_Goal_
Below are some records; give them all again exactly, but not the pictures.
☆ ☆ ☆ ☆
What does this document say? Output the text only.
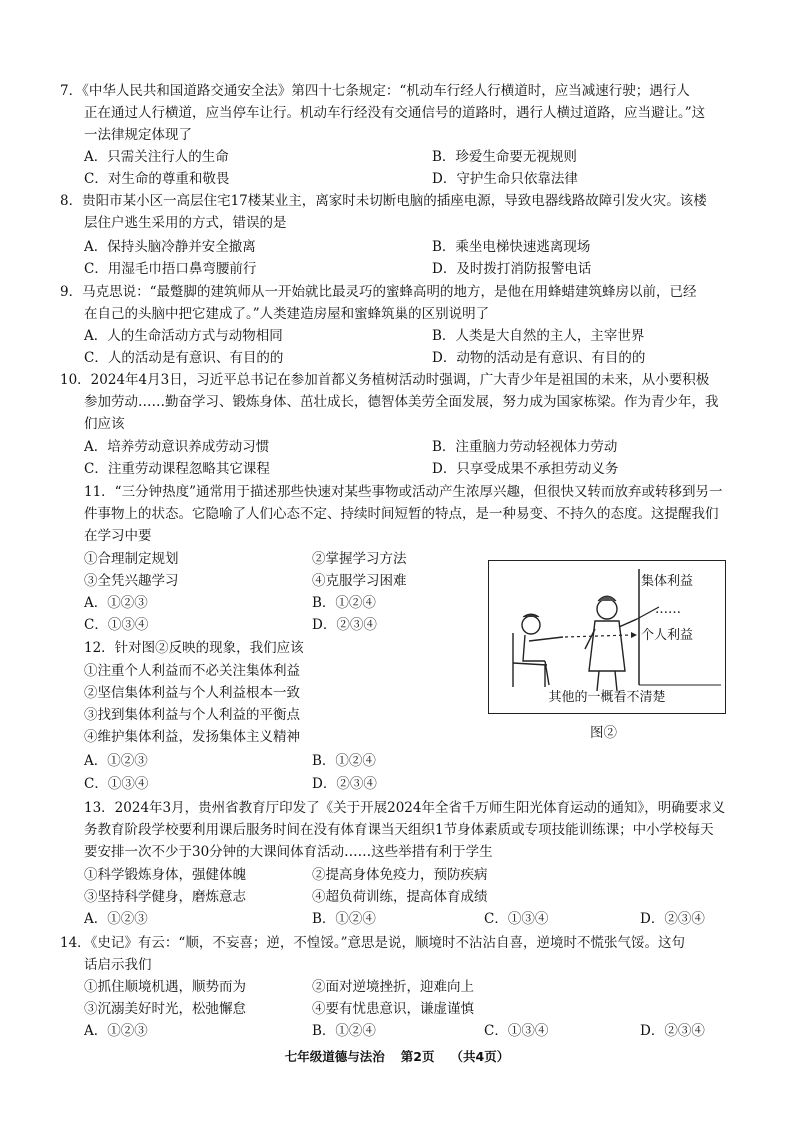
7．《中华人民共和国道路交通安全法》第四十七条规定：“机动车行经人行横道时，应当减速行驶；遇行人
正在通过人行横道，应当停车让行。机动车行经没有交通信号的道路时，遇行人横过道路，应当避让。”这
一法律规定体现了
A．只需关注行人的生命	B．珍爱生命要无视规则
C．对生命的尊重和敬畏	D．守护生命只依靠法律
8．贵阳市某小区一高层住宅17楼某业主，离家时未切断电脑的插座电源，导致电器线路故障引发火灾。该楼
层住户逃生采用的方式，错误的是
A．保持头脑冷静并安全撤离	B．乘坐电梯快速逃离现场
C．用湿毛巾捂口鼻弯腰前行	D．及时拨打消防报警电话
9．马克思说：“最蹩脚的建筑师从一开始就比最灵巧的蜜蜂高明的地方，是他在用蜂蜡建筑蜂房以前，已经
在自己的头脑中把它建成了。”人类建造房屋和蜜蜂筑巢的区别说明了
A．人的生命活动方式与动物相同	B．人类是大自然的主人，主宰世界
C．人的活动是有意识、有目的的	D．动物的活动是有意识、有目的的
10．2024年4月3日，习近平总书记在参加首都义务植树活动时强调，广大青少年是祖国的未来，从小要积极
参加劳动……勤奋学习、锻炼身体、茁壮成长，德智体美劳全面发展，努力成为国家栋梁。作为青少年，我
们应该
A．培养劳动意识养成劳动习惯	B．注重脑力劳动轻视体力劳动
C．注重劳动课程忽略其它课程	D．只享受成果不承担劳动义务
11．“三分钟热度”通常用于描述那些快速对某些事物或活动产生浓厚兴趣，但很快又转而放弃或转移到另一
件事物上的状态。它隐喻了人们心态不定、持续时间短暂的特点，是一种易变、不持久的态度。这提醒我们
在学习中要
①合理制定规划	②掌握学习方法
③全凭兴趣学习	④克服学习困难
A．①②③	B．①②④
C．①③④	D．②③④
12．针对图②反映的现象，我们应该
①注重个人利益而不必关注集体利益
②坚信集体利益与个人利益根本一致
③找到集体利益与个人利益的平衡点
④维护集体利益，发扬集体主义精神
A．①②③	B．①②④
C．①③④	D．②③④
集体利益
……
个人利益
其他的一概看不清楚
图②
13．2024年3月，贵州省教育厅印发了《关于开展2024年全省千万师生阳光体育运动的通知》，明确要求义
务教育阶段学校要利用课后服务时间在没有体育课当天组织1节身体素质或专项技能训练课；中小学校每天
要安排一次不少于30分钟的大课间体育活动……这些举措有利于学生
①科学锻炼身体，强健体魄	②提高身体免疫力，预防疾病
③坚持科学健身，磨炼意志	④超负荷训练，提高体育成绩
A．①②③	B．①②④	C．①③④	D．②③④
14．《史记》有云：“顺，不妄喜；逆，不惶馁。”意思是说，顺境时不沾沾自喜，逆境时不慌张气馁。这句
话启示我们
①抓住顺境机遇，顺势而为	②面对逆境挫折，迎难向上
③沉溺美好时光，松弛懈怠	④要有忧患意识，谦虚谨慎
A．①②③	B．①②④	C．①③④	D．②③④
七年级道德与法治 第2页 （共4页）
☆ ☆ ☆ ☆
_Written response_
What does this document say? Output the text only.
7．《中华人民共和国道路交通安全法》第四十七条规定：“机动车行经人行横道时，应当减速行驶；遇行人
正在通过人行横道，应当停车让行。机动车行经没有交通信号的道路时，遇行人横过道路，应当避让。”这
一法律规定体现了
A．只需关注行人的生命	B．珍爱生命要无视规则
C．对生命的尊重和敬畏	D．守护生命只依靠法律
8．贵阳市某小区一高层住宅17楼某业主，离家时未切断电脑的插座电源，导致电器线路故障引发火灾。该楼
层住户逃生采用的方式，错误的是
A．保持头脑冷静并安全撤离	B．乘坐电梯快速逃离现场
C．用湿毛巾捂口鼻弯腰前行	D．及时拨打消防报警电话
9．马克思说：“最蹩脚的建筑师从一开始就比最灵巧的蜜蜂高明的地方，是他在用蜂蜡建筑蜂房以前，已经
在自己的头脑中把它建成了。”人类建造房屋和蜜蜂筑巢的区别说明了
A．人的生命活动方式与动物相同	B．人类是大自然的主人，主宰世界
C．人的活动是有意识、有目的的	D．动物的活动是有意识、有目的的
10．2024年4月3日，习近平总书记在参加首都义务植树活动时强调，广大青少年是祖国的未来，从小要积极
参加劳动……勤奋学习、锻炼身体、茁壮成长，德智体美劳全面发展，努力成为国家栋梁。作为青少年，我
们应该
A．培养劳动意识养成劳动习惯	B．注重脑力劳动轻视体力劳动
C．注重劳动课程忽略其它课程	D．只享受成果不承担劳动义务
11．“三分钟热度”通常用于描述那些快速对某些事物或活动产生浓厚兴趣，但很快又转而放弃或转移到另一
件事物上的状态。它隐喻了人们心态不定、持续时间短暂的特点，是一种易变、不持久的态度。这提醒我们
在学习中要
①合理制定规划	②掌握学习方法
③全凭兴趣学习	④克服学习困难
A．①②③	B．①②④
C．①③④	D．②③④
12．针对图②反映的现象，我们应该
①注重个人利益而不必关注集体利益
②坚信集体利益与个人利益根本一致
③找到集体利益与个人利益的平衡点
④维护集体利益，发扬集体主义精神
A．①②③	B．①②④
C．①③④	D．②③④
集体利益
……
个人利益
其他的一概看不清楚
图②
13．2024年3月，贵州省教育厅印发了《关于开展2024年全省千万师生阳光体育运动的通知》，明确要求义
务教育阶段学校要利用课后服务时间在没有体育课当天组织1节身体素质或专项技能训练课；中小学校每天
要安排一次不少于30分钟的大课间体育活动……这些举措有利于学生
①科学锻炼身体，强健体魄	②提高身体免疫力，预防疾病
③坚持科学健身，磨炼意志	④超负荷训练，提高体育成绩
A．①②③	B．①②④	C．①③④	D．②③④
14．《史记》有云：“顺，不妄喜；逆，不惶馁。”意思是说，顺境时不沾沾自喜，逆境时不慌张气馁。这句
话启示我们
①抓住顺境机遇，顺势而为	②面对逆境挫折，迎难向上
③沉溺美好时光，松弛懈怠	④要有忧患意识，谦虚谨慎
A．①②③	B．①②④	C．①③④	D．②③④
七年级道德与法治 第2页 （共4页）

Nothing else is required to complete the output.